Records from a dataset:
+--
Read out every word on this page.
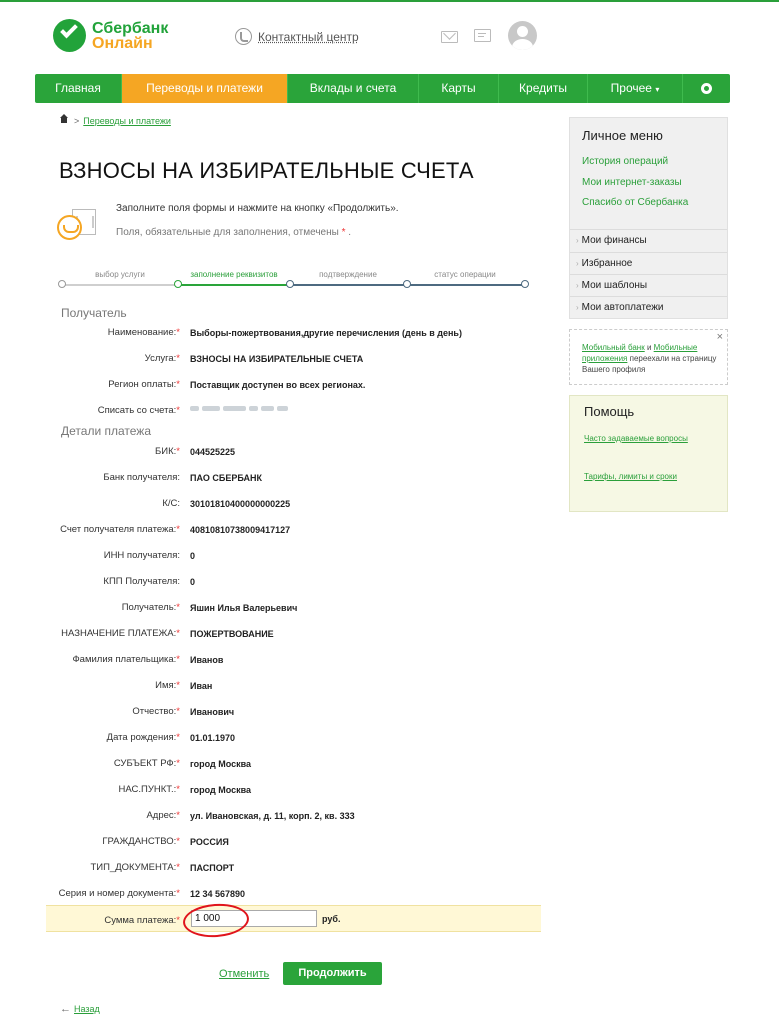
Сбербанк
Онлайн	Контактный центр
Главная	Переводы и платежи	Вклады и счета	Карты	Кредиты	Прочее ▾
> Переводы и платежи
ВЗНОСЫ НА ИЗБИРАТЕЛЬНЫЕ СЧЕТА
Заполните поля формы и нажмите на кнопку «Продолжить».
Поля, обязательные для заполнения, отмечены * .
выбор услуги	заполнение реквизитов	подтверждение	статус операции
Получатель
Детали платежа
Наименование:* Выборы-пожертвования,другие перечисления (день в день)
Услуга:* ВЗНОСЫ НА ИЗБИРАТЕЛЬНЫЕ СЧЕТА
Регион оплаты:* Поставщик доступен во всех регионах.
Списать со счета:*
БИК:* 044525225
Банк получателя: ПАО СБЕРБАНК
К/С: 30101810400000000225
Счет получателя платежа:* 40810810738009417127
ИНН получателя: 0
КПП Получателя: 0
Получатель:* Яшин Илья Валерьевич
НАЗНАЧЕНИЕ ПЛАТЕЖА:* ПОЖЕРТВОВАНИЕ
Фамилия плательщика:* Иванов
Имя:* Иван
Отчество:* Иванович
Дата рождения:* 01.01.1970
СУБЪЕКТ РФ:* город Москва
НАС.ПУНКТ.:* город Москва
Адрес:* ул. Ивановская, д. 11, корп. 2, кв. 333
ГРАЖДАНСТВО:* РОССИЯ
ТИП_ДОКУМЕНТА:* ПАСПОРТ
Серия и номер документа:* 12 34 567890
Сумма платежа:*
1 000	руб.
Отменить	Продолжить
← Назад
Личное меню
История операций
Мои интернет-заказы
Спасибо от Сбербанка
› Мои финансы
› Избранное
› Мои шаблоны
› Мои автоплатежи
×
Мобильный банк и Мобильные приложения переехали на страницу Вашего профиля
Помощь
Часто задаваемые вопросы
Тарифы, лимиты и сроки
+--
Problem to work on
Repeat the entries exactly. Pictures are excluded from the copy.

Response
Read out every word on this page.
Сбербанк
Онлайн	Контактный центр
Главная	Переводы и платежи	Вклады и счета	Карты	Кредиты	Прочее ▾
> Переводы и платежи
ВЗНОСЫ НА ИЗБИРАТЕЛЬНЫЕ СЧЕТА
Заполните поля формы и нажмите на кнопку «Продолжить».
Поля, обязательные для заполнения, отмечены * .
выбор услуги	заполнение реквизитов	подтверждение	статус операции
Получатель
Детали платежа
Наименование:* Выборы-пожертвования,другие перечисления (день в день)
Услуга:* ВЗНОСЫ НА ИЗБИРАТЕЛЬНЫЕ СЧЕТА
Регион оплаты:* Поставщик доступен во всех регионах.
Списать со счета:*
БИК:* 044525225
Банк получателя: ПАО СБЕРБАНК
К/С: 30101810400000000225
Счет получателя платежа:* 40810810738009417127
ИНН получателя: 0
КПП Получателя: 0
Получатель:* Яшин Илья Валерьевич
НАЗНАЧЕНИЕ ПЛАТЕЖА:* ПОЖЕРТВОВАНИЕ
Фамилия плательщика:* Иванов
Имя:* Иван
Отчество:* Иванович
Дата рождения:* 01.01.1970
СУБЪЕКТ РФ:* город Москва
НАС.ПУНКТ.:* город Москва
Адрес:* ул. Ивановская, д. 11, корп. 2, кв. 333
ГРАЖДАНСТВО:* РОССИЯ
ТИП_ДОКУМЕНТА:* ПАСПОРТ
Серия и номер документа:* 12 34 567890
Сумма платежа:*
1 000	руб.
Отменить	Продолжить
← Назад
Личное меню
История операций
Мои интернет-заказы
Спасибо от Сбербанка
› Мои финансы
› Избранное
› Мои шаблоны
› Мои автоплатежи
×
Мобильный банк и Мобильные приложения переехали на страницу Вашего профиля
Помощь
Часто задаваемые вопросы
Тарифы, лимиты и сроки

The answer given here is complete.